Items from a figure collection:
------------------------
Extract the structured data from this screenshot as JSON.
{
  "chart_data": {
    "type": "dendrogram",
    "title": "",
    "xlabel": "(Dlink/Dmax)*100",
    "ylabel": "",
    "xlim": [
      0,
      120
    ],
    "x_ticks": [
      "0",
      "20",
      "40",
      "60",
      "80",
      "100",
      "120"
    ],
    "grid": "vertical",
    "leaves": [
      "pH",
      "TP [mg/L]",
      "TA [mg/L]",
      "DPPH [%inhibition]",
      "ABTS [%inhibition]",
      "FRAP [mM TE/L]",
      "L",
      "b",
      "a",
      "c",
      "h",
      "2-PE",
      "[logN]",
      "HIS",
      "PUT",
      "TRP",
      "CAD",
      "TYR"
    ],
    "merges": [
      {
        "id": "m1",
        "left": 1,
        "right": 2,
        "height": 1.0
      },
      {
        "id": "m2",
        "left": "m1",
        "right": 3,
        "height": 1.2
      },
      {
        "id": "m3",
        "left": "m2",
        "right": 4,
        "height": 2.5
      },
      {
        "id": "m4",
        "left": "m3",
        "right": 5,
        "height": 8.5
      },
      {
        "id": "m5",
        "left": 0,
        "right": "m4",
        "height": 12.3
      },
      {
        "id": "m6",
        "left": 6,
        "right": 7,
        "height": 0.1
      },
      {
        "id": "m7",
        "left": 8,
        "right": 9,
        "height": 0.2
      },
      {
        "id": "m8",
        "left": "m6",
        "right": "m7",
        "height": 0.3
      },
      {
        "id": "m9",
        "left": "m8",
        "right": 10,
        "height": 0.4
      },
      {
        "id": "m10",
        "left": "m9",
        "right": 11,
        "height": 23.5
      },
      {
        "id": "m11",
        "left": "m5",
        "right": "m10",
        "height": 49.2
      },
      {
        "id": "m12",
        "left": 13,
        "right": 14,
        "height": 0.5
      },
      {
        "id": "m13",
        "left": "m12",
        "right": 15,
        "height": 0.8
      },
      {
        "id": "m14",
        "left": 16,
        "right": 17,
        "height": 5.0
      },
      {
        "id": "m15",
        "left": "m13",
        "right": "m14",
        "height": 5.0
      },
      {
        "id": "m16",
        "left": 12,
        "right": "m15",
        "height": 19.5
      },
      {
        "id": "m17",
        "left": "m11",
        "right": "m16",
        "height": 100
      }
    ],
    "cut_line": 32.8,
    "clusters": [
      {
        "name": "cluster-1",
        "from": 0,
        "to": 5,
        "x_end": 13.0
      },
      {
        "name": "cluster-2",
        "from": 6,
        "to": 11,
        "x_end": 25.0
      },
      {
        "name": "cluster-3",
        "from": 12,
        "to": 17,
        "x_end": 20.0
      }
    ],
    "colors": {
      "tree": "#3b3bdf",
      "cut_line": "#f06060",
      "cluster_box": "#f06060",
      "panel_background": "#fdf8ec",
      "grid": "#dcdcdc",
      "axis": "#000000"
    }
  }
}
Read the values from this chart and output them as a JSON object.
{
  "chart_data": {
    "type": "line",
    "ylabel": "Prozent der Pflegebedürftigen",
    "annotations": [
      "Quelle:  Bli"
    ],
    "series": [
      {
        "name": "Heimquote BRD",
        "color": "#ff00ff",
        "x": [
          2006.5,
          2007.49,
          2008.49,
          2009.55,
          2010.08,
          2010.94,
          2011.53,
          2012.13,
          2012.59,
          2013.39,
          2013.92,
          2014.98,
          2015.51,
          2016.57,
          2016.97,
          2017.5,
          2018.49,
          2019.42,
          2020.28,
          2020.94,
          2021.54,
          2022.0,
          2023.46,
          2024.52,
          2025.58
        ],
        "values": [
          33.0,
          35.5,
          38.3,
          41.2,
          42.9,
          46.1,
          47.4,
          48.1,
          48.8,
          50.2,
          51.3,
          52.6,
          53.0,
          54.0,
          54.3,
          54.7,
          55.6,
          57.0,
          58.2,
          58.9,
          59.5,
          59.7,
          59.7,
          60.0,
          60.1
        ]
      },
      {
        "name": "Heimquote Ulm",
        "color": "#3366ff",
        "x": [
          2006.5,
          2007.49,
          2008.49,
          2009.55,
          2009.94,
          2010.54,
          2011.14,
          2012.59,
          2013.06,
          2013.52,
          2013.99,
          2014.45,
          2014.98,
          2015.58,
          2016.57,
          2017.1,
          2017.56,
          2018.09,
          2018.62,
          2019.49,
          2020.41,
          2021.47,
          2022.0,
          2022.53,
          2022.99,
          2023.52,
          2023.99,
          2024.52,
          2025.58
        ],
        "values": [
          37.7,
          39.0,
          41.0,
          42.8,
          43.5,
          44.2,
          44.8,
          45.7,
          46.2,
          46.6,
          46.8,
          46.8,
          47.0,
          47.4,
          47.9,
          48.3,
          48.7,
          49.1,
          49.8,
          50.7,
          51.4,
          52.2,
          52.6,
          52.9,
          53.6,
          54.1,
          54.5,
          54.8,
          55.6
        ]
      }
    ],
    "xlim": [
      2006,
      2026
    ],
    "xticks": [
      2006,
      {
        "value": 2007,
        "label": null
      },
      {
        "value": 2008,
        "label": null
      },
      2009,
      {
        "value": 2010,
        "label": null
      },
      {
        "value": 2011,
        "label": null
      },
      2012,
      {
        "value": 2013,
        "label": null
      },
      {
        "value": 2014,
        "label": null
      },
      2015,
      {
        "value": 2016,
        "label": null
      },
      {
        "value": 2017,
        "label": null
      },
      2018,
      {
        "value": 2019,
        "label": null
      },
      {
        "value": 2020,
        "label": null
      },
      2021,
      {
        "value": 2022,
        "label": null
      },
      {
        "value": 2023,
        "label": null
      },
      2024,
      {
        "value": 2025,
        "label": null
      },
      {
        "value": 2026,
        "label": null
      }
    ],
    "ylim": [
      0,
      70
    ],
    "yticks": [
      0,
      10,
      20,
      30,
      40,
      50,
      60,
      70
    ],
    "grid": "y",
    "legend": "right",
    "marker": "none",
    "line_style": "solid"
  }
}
------------------------
THE EXERCISE |
Repeat all the entries exactly as given.

RESPONSE |
Extract the structured data from this screenshot as JSON.
{
  "chart_data": {
    "type": "dendrogram",
    "title": "",
    "xlabel": "(Dlink/Dmax)*100",
    "ylabel": "",
    "xlim": [
      0,
      120
    ],
    "x_ticks": [
      "0",
      "20",
      "40",
      "60",
      "80",
      "100",
      "120"
    ],
    "grid": "vertical",
    "leaves": [
      "pH",
      "TP [mg/L]",
      "TA [mg/L]",
      "DPPH [%inhibition]",
      "ABTS [%inhibition]",
      "FRAP [mM TE/L]",
      "L",
      "b",
      "a",
      "c",
      "h",
      "2-PE",
      "[logN]",
      "HIS",
      "PUT",
      "TRP",
      "CAD",
      "TYR"
    ],
    "merges": [
      {
        "id": "m1",
        "left": 1,
        "right": 2,
        "height": 1.0
      },
      {
        "id": "m2",
        "left": "m1",
        "right": 3,
        "height": 1.2
      },
      {
        "id": "m3",
        "left": "m2",
        "right": 4,
        "height": 2.5
      },
      {
        "id": "m4",
        "left": "m3",
        "right": 5,
        "height": 8.5
      },
      {
        "id": "m5",
        "left": 0,
        "right": "m4",
        "height": 12.3
      },
      {
        "id": "m6",
        "left": 6,
        "right": 7,
        "height": 0.1
      },
      {
        "id": "m7",
        "left": 8,
        "right": 9,
        "height": 0.2
      },
      {
        "id": "m8",
        "left": "m6",
        "right": "m7",
        "height": 0.3
      },
      {
        "id": "m9",
        "left": "m8",
        "right": 10,
        "height": 0.4
      },
      {
        "id": "m10",
        "left": "m9",
        "right": 11,
        "height": 23.5
      },
      {
        "id": "m11",
        "left": "m5",
        "right": "m10",
        "height": 49.2
      },
      {
        "id": "m12",
        "left": 13,
        "right": 14,
        "height": 0.5
      },
      {
        "id": "m13",
        "left": "m12",
        "right": 15,
        "height": 0.8
      },
      {
        "id": "m14",
        "left": 16,
        "right": 17,
        "height": 5.0
      },
      {
        "id": "m15",
        "left": "m13",
        "right": "m14",
        "height": 5.0
      },
      {
        "id": "m16",
        "left": 12,
        "right": "m15",
        "height": 19.5
      },
      {
        "id": "m17",
        "left": "m11",
        "right": "m16",
        "height": 100
      }
    ],
    "cut_line": 32.8,
    "clusters": [
      {
        "name": "cluster-1",
        "from": 0,
        "to": 5,
        "x_end": 13.0
      },
      {
        "name": "cluster-2",
        "from": 6,
        "to": 11,
        "x_end": 25.0
      },
      {
        "name": "cluster-3",
        "from": 12,
        "to": 17,
        "x_end": 20.0
      }
    ],
    "colors": {
      "tree": "#3b3bdf",
      "cut_line": "#f06060",
      "cluster_box": "#f06060",
      "panel_background": "#fdf8ec",
      "grid": "#dcdcdc",
      "axis": "#000000"
    }
  }
}
Read the values from this chart and output them as a JSON object.
{
  "chart_data": {
    "type": "line",
    "ylabel": "Prozent der Pflegebedürftigen",
    "annotations": [
      "Quelle:  Bli"
    ],
    "series": [
      {
        "name": "Heimquote BRD",
        "color": "#ff00ff",
        "x": [
          2006.5,
          2007.49,
          2008.49,
          2009.55,
          2010.08,
          2010.94,
          2011.53,
          2012.13,
          2012.59,
          2013.39,
          2013.92,
          2014.98,
          2015.51,
          2016.57,
          2016.97,
          2017.5,
          2018.49,
          2019.42,
          2020.28,
          2020.94,
          2021.54,
          2022.0,
          2023.46,
          2024.52,
          2025.58
        ],
        "values": [
          33.0,
          35.5,
          38.3,
          41.2,
          42.9,
          46.1,
          47.4,
          48.1,
          48.8,
          50.2,
          51.3,
          52.6,
          53.0,
          54.0,
          54.3,
          54.7,
          55.6,
          57.0,
          58.2,
          58.9,
          59.5,
          59.7,
          59.7,
          60.0,
          60.1
        ]
      },
      {
        "name": "Heimquote Ulm",
        "color": "#3366ff",
        "x": [
          2006.5,
          2007.49,
          2008.49,
          2009.55,
          2009.94,
          2010.54,
          2011.14,
          2012.59,
          2013.06,
          2013.52,
          2013.99,
          2014.45,
          2014.98,
          2015.58,
          2016.57,
          2017.1,
          2017.56,
          2018.09,
          2018.62,
          2019.49,
          2020.41,
          2021.47,
          2022.0,
          2022.53,
          2022.99,
          2023.52,
          2023.99,
          2024.52,
          2025.58
        ],
        "values": [
          37.7,
          39.0,
          41.0,
          42.8,
          43.5,
          44.2,
          44.8,
          45.7,
          46.2,
          46.6,
          46.8,
          46.8,
          47.0,
          47.4,
          47.9,
          48.3,
          48.7,
          49.1,
          49.8,
          50.7,
          51.4,
          52.2,
          52.6,
          52.9,
          53.6,
          54.1,
          54.5,
          54.8,
          55.6
        ]
      }
    ],
    "xlim": [
      2006,
      2026
    ],
    "xticks": [
      2006,
      {
        "value": 2007,
        "label": null
      },
      {
        "value": 2008,
        "label": null
      },
      2009,
      {
        "value": 2010,
        "label": null
      },
      {
        "value": 2011,
        "label": null
      },
      2012,
      {
        "value": 2013,
        "label": null
      },
      {
        "value": 2014,
        "label": null
      },
      2015,
      {
        "value": 2016,
        "label": null
      },
      {
        "value": 2017,
        "label": null
      },
      2018,
      {
        "value": 2019,
        "label": null
      },
      {
        "value": 2020,
        "label": null
      },
      2021,
      {
        "value": 2022,
        "label": null
      },
      {
        "value": 2023,
        "label": null
      },
      2024,
      {
        "value": 2025,
        "label": null
      },
      {
        "value": 2026,
        "label": null
      }
    ],
    "ylim": [
      0,
      70
    ],
    "yticks": [
      0,
      10,
      20,
      30,
      40,
      50,
      60,
      70
    ],
    "grid": "y",
    "legend": "right",
    "marker": "none",
    "line_style": "solid"
  }
}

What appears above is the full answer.